- _Records for this exercise_:
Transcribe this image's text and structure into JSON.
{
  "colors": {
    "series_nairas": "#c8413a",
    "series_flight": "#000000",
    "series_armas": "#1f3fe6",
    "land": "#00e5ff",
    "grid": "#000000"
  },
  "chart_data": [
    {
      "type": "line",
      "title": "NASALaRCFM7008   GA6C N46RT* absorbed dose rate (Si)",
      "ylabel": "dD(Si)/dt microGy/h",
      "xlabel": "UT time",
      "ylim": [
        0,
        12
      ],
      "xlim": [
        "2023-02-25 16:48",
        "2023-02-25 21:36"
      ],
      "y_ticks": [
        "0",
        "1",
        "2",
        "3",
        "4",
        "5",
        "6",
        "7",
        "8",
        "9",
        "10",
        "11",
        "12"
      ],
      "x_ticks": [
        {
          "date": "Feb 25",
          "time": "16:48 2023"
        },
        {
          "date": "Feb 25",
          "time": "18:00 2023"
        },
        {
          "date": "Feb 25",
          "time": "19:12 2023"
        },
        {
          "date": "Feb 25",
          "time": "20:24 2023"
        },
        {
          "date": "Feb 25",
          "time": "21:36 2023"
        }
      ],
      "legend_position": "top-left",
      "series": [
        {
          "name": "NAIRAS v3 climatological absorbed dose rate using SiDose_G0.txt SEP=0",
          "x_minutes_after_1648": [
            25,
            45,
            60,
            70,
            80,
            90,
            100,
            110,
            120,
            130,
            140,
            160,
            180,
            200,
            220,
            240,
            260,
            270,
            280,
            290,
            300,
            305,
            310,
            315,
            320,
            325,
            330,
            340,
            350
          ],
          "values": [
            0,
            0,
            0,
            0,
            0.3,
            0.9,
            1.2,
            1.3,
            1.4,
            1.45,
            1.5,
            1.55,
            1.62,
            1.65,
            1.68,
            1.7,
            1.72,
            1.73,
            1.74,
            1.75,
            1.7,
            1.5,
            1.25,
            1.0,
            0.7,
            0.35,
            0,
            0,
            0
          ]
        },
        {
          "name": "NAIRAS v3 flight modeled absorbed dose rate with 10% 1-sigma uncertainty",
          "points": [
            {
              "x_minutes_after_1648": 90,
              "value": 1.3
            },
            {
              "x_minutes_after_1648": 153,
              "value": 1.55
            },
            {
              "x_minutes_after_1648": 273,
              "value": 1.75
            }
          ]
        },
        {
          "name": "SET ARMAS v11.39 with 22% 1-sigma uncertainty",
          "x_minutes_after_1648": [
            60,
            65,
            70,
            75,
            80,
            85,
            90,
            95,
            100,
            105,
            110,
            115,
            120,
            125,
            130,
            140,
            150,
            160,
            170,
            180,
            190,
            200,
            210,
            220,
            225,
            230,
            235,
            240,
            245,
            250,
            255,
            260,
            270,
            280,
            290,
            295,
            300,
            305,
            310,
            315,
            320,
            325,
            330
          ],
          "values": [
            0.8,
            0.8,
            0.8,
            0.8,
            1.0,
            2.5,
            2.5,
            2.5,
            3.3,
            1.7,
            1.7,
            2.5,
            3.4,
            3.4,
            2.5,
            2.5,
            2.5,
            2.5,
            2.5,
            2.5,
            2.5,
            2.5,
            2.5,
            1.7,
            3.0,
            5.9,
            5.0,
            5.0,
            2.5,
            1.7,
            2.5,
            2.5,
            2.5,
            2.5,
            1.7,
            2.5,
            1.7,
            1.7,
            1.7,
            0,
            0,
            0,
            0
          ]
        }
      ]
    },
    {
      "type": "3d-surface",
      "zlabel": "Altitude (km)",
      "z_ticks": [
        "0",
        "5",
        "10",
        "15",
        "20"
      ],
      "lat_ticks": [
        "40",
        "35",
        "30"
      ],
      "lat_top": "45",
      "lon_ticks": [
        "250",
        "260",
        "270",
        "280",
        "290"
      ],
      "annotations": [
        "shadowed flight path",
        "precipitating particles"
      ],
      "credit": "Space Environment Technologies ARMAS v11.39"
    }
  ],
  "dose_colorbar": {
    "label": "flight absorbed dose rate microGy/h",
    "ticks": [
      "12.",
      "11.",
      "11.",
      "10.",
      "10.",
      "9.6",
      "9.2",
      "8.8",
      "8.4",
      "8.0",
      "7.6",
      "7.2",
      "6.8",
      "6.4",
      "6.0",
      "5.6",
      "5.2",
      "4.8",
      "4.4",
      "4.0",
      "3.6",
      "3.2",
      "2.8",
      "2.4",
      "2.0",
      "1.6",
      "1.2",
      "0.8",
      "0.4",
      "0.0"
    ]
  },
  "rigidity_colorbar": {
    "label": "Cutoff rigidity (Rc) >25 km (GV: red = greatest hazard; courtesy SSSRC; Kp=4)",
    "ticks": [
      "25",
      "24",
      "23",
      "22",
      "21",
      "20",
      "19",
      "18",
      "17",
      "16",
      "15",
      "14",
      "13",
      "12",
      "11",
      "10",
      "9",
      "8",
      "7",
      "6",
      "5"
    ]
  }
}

- _Aim_: Return the entries above exactly, each one complete.

- _Task response_:
Transcribe this image's text and structure into JSON.
{
  "colors": {
    "series_nairas": "#c8413a",
    "series_flight": "#000000",
    "series_armas": "#1f3fe6",
    "land": "#00e5ff",
    "grid": "#000000"
  },
  "chart_data": [
    {
      "type": "line",
      "title": "NASALaRCFM7008   GA6C N46RT* absorbed dose rate (Si)",
      "ylabel": "dD(Si)/dt microGy/h",
      "xlabel": "UT time",
      "ylim": [
        0,
        12
      ],
      "xlim": [
        "2023-02-25 16:48",
        "2023-02-25 21:36"
      ],
      "y_ticks": [
        "0",
        "1",
        "2",
        "3",
        "4",
        "5",
        "6",
        "7",
        "8",
        "9",
        "10",
        "11",
        "12"
      ],
      "x_ticks": [
        {
          "date": "Feb 25",
          "time": "16:48 2023"
        },
        {
          "date": "Feb 25",
          "time": "18:00 2023"
        },
        {
          "date": "Feb 25",
          "time": "19:12 2023"
        },
        {
          "date": "Feb 25",
          "time": "20:24 2023"
        },
        {
          "date": "Feb 25",
          "time": "21:36 2023"
        }
      ],
      "legend_position": "top-left",
      "series": [
        {
          "name": "NAIRAS v3 climatological absorbed dose rate using SiDose_G0.txt SEP=0",
          "x_minutes_after_1648": [
            25,
            45,
            60,
            70,
            80,
            90,
            100,
            110,
            120,
            130,
            140,
            160,
            180,
            200,
            220,
            240,
            260,
            270,
            280,
            290,
            300,
            305,
            310,
            315,
            320,
            325,
            330,
            340,
            350
          ],
          "values": [
            0,
            0,
            0,
            0,
            0.3,
            0.9,
            1.2,
            1.3,
            1.4,
            1.45,
            1.5,
            1.55,
            1.62,
            1.65,
            1.68,
            1.7,
            1.72,
            1.73,
            1.74,
            1.75,
            1.7,
            1.5,
            1.25,
            1.0,
            0.7,
            0.35,
            0,
            0,
            0
          ]
        },
        {
          "name": "NAIRAS v3 flight modeled absorbed dose rate with 10% 1-sigma uncertainty",
          "points": [
            {
              "x_minutes_after_1648": 90,
              "value": 1.3
            },
            {
              "x_minutes_after_1648": 153,
              "value": 1.55
            },
            {
              "x_minutes_after_1648": 273,
              "value": 1.75
            }
          ]
        },
        {
          "name": "SET ARMAS v11.39 with 22% 1-sigma uncertainty",
          "x_minutes_after_1648": [
            60,
            65,
            70,
            75,
            80,
            85,
            90,
            95,
            100,
            105,
            110,
            115,
            120,
            125,
            130,
            140,
            150,
            160,
            170,
            180,
            190,
            200,
            210,
            220,
            225,
            230,
            235,
            240,
            245,
            250,
            255,
            260,
            270,
            280,
            290,
            295,
            300,
            305,
            310,
            315,
            320,
            325,
            330
          ],
          "values": [
            0.8,
            0.8,
            0.8,
            0.8,
            1.0,
            2.5,
            2.5,
            2.5,
            3.3,
            1.7,
            1.7,
            2.5,
            3.4,
            3.4,
            2.5,
            2.5,
            2.5,
            2.5,
            2.5,
            2.5,
            2.5,
            2.5,
            2.5,
            1.7,
            3.0,
            5.9,
            5.0,
            5.0,
            2.5,
            1.7,
            2.5,
            2.5,
            2.5,
            2.5,
            1.7,
            2.5,
            1.7,
            1.7,
            1.7,
            0,
            0,
            0,
            0
          ]
        }
      ]
    },
    {
      "type": "3d-surface",
      "zlabel": "Altitude (km)",
      "z_ticks": [
        "0",
        "5",
        "10",
        "15",
        "20"
      ],
      "lat_ticks": [
        "40",
        "35",
        "30"
      ],
      "lat_top": "45",
      "lon_ticks": [
        "250",
        "260",
        "270",
        "280",
        "290"
      ],
      "annotations": [
        "shadowed flight path",
        "precipitating particles"
      ],
      "credit": "Space Environment Technologies ARMAS v11.39"
    }
  ],
  "dose_colorbar": {
    "label": "flight absorbed dose rate microGy/h",
    "ticks": [
      "12.",
      "11.",
      "11.",
      "10.",
      "10.",
      "9.6",
      "9.2",
      "8.8",
      "8.4",
      "8.0",
      "7.6",
      "7.2",
      "6.8",
      "6.4",
      "6.0",
      "5.6",
      "5.2",
      "4.8",
      "4.4",
      "4.0",
      "3.6",
      "3.2",
      "2.8",
      "2.4",
      "2.0",
      "1.6",
      "1.2",
      "0.8",
      "0.4",
      "0.0"
    ]
  },
  "rigidity_colorbar": {
    "label": "Cutoff rigidity (Rc) >25 km (GV: red = greatest hazard; courtesy SSSRC; Kp=4)",
    "ticks": [
      "25",
      "24",
      "23",
      "22",
      "21",
      "20",
      "19",
      "18",
      "17",
      "16",
      "15",
      "14",
      "13",
      "12",
      "11",
      "10",
      "9",
      "8",
      "7",
      "6",
      "5"
    ]
  }
}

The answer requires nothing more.